:: GIVEN PROBLEM ::
Copy out each line that mentions the word "Passes".

:: PROVIDED INFORMATION ::

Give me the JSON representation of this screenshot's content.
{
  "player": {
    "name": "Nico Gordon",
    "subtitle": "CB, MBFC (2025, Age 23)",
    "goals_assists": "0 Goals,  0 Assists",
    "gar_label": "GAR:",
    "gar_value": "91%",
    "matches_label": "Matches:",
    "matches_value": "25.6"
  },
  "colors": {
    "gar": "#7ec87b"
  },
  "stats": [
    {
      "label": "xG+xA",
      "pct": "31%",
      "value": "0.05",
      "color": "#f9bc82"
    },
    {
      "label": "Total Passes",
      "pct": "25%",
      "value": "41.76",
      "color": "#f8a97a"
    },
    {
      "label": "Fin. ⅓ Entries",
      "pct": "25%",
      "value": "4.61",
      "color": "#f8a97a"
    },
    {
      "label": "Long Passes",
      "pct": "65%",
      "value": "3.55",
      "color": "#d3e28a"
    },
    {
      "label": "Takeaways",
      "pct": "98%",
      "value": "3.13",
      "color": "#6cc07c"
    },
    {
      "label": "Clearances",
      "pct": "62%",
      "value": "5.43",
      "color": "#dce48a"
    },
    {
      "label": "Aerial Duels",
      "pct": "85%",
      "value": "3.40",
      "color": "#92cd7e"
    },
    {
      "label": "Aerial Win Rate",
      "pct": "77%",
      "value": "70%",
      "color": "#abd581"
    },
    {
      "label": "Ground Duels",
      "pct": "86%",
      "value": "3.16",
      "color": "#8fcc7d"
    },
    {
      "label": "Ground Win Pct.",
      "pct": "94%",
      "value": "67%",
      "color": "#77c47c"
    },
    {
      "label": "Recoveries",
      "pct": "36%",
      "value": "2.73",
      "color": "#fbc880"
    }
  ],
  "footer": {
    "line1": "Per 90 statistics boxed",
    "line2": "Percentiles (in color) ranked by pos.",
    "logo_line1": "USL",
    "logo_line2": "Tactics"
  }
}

:: SOLUTION ::
      "label": "Total Passes",
      "label": "Long Passes",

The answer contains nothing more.